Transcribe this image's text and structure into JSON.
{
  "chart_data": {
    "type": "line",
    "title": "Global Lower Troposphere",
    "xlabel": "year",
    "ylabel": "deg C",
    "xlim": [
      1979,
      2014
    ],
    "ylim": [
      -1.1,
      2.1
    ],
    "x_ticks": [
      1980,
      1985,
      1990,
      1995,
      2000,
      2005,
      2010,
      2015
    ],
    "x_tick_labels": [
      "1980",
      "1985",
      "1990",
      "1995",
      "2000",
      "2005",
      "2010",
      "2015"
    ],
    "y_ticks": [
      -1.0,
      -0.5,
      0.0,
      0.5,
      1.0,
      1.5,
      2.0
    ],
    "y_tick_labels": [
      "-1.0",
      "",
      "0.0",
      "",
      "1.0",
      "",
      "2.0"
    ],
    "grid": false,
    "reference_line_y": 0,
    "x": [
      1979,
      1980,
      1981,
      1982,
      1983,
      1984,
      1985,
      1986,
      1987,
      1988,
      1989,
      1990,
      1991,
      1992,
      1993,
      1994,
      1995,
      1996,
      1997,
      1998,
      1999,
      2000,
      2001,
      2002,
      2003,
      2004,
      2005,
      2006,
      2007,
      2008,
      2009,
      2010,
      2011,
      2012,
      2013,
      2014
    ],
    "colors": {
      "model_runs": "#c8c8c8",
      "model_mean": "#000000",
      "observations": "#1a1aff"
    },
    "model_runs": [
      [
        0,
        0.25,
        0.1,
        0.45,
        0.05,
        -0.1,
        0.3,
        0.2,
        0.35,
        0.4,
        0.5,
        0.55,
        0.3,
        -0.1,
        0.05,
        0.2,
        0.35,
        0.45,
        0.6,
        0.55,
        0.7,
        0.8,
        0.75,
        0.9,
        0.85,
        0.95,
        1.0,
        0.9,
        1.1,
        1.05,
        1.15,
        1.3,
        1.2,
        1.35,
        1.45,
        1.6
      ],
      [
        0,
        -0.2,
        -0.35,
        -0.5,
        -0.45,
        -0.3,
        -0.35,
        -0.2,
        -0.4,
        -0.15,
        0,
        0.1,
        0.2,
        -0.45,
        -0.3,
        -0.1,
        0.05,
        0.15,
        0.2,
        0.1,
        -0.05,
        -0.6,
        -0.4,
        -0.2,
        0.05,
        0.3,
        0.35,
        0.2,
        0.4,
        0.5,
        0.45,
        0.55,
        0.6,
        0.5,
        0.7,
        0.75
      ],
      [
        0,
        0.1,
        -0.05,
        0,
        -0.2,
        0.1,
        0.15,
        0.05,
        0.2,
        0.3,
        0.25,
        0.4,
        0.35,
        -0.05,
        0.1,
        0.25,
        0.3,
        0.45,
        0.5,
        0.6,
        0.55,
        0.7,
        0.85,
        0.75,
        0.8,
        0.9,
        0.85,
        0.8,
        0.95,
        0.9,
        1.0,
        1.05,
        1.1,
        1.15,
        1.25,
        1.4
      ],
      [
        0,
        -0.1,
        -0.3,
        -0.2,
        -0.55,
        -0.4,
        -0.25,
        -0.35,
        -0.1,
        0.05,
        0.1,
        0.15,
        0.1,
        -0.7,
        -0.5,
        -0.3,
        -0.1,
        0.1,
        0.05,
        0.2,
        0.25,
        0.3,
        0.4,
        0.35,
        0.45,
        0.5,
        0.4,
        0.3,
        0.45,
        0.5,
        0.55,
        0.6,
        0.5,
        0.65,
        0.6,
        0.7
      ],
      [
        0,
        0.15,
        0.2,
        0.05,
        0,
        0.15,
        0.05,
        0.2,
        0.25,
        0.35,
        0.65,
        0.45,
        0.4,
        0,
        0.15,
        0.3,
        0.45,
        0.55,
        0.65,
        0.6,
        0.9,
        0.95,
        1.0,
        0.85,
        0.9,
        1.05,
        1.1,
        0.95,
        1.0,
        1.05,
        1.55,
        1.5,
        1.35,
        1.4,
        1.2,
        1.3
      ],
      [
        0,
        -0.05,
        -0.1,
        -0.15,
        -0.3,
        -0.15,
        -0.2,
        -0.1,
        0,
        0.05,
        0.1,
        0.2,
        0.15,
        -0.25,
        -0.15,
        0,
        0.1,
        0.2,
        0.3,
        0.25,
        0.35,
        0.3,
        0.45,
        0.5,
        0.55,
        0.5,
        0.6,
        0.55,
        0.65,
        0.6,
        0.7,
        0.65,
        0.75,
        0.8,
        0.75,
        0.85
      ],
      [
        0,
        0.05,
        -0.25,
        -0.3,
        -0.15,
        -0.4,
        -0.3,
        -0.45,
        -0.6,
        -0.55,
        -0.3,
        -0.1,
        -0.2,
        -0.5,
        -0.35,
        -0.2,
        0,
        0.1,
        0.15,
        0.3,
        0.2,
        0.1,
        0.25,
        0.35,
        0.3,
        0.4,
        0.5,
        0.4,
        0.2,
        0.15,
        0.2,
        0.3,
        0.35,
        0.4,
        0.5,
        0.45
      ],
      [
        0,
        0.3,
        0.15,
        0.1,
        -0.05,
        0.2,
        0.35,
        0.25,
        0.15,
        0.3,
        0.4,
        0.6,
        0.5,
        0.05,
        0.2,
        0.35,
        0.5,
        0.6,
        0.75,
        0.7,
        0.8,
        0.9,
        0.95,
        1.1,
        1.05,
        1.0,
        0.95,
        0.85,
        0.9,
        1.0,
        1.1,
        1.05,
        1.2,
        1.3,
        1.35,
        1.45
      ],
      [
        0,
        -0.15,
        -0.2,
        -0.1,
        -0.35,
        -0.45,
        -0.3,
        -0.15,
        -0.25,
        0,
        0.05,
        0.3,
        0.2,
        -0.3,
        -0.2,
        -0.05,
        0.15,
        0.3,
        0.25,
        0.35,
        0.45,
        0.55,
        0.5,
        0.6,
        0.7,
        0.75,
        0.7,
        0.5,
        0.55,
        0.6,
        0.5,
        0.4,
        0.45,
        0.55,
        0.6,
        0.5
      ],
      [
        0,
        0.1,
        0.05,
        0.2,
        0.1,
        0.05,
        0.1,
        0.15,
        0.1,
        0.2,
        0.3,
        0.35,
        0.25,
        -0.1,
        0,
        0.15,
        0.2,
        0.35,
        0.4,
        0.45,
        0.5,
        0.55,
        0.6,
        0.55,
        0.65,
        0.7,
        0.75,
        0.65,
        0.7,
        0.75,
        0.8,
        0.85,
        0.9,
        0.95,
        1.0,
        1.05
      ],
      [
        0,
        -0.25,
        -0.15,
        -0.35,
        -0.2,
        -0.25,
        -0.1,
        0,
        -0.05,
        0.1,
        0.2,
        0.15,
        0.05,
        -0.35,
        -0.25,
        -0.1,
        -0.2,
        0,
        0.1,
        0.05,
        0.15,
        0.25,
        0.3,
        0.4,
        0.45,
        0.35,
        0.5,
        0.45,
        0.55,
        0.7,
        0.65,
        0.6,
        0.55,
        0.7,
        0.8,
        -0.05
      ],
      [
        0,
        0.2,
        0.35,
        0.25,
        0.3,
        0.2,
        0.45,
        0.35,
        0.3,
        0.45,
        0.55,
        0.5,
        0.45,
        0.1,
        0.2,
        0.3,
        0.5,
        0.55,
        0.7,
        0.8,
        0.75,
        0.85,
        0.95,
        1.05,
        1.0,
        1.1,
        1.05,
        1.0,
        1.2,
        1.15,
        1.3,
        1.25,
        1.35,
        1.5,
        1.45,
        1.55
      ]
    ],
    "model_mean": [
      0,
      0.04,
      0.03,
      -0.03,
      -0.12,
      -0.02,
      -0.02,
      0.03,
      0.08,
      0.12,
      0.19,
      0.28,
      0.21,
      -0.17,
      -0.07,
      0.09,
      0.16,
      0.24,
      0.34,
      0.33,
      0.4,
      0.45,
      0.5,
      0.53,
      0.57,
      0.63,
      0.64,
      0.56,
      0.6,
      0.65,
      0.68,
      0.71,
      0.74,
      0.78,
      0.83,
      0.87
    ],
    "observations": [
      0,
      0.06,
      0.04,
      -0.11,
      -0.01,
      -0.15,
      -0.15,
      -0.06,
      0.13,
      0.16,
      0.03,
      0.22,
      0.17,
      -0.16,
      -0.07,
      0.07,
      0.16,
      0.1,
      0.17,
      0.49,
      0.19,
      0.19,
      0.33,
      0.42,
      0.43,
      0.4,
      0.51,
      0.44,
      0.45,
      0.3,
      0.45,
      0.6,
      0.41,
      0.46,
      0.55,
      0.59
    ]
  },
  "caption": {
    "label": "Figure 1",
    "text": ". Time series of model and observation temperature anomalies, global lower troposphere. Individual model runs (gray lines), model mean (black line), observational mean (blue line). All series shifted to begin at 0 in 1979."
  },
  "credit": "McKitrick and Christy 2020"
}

-- -- --

#### Problem to work on:
Show the lines of the records that contain the word "observations".

#### Task output:
      "observations": "#1a1aff"
    "observations": [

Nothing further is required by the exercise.